**REQUIREMENT:**
Copy all of the material word for word, except for the pictures.

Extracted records
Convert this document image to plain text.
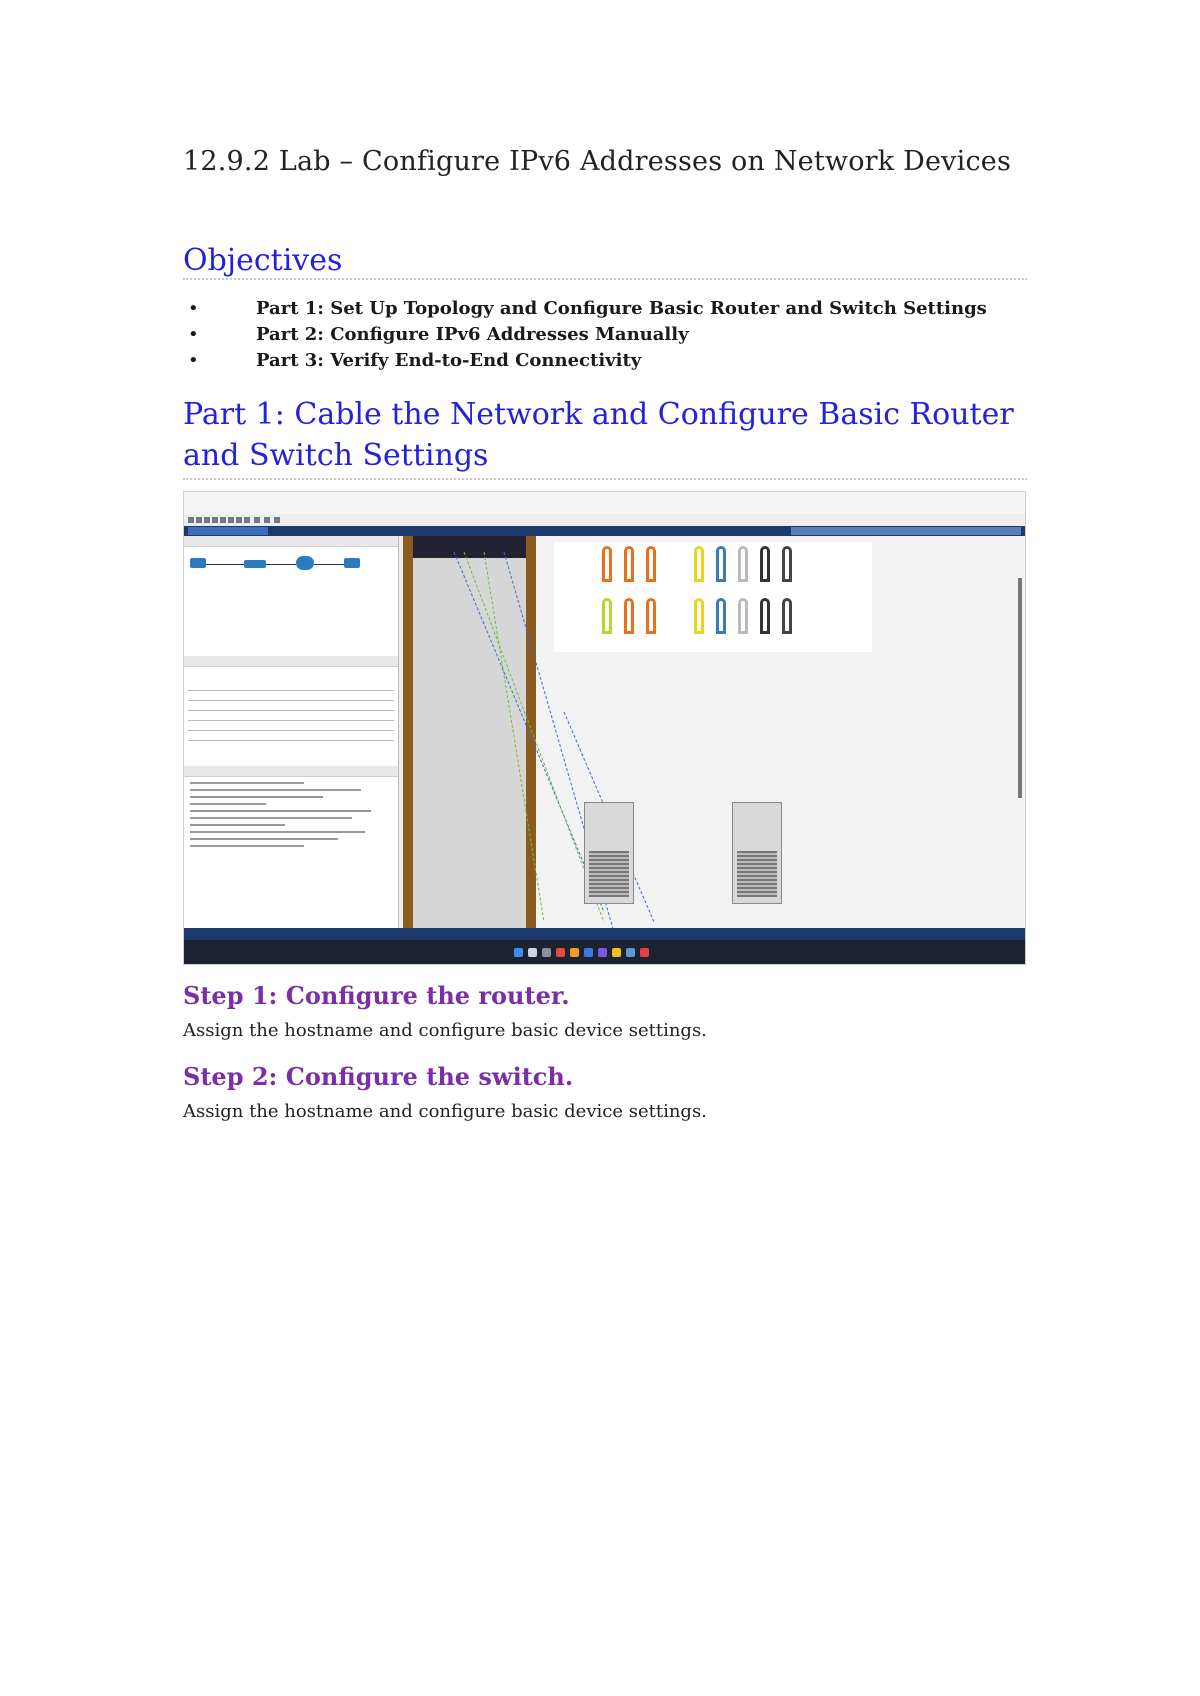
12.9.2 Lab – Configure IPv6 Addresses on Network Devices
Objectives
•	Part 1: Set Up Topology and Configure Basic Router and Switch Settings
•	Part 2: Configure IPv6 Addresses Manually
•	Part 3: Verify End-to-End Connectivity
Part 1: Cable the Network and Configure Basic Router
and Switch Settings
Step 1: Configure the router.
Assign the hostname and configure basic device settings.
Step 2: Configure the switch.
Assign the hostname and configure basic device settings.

**SOLUTION BELOW:**
Convert this document image to plain text.
12.9.2 Lab – Configure IPv6 Addresses on Network Devices
Objectives
•	Part 1: Set Up Topology and Configure Basic Router and Switch Settings
•	Part 2: Configure IPv6 Addresses Manually
•	Part 3: Verify End-to-End Connectivity
Part 1: Cable the Network and Configure Basic Router
and Switch Settings
Step 1: Configure the router.
Assign the hostname and configure basic device settings.
Step 2: Configure the switch.
Assign the hostname and configure basic device settings.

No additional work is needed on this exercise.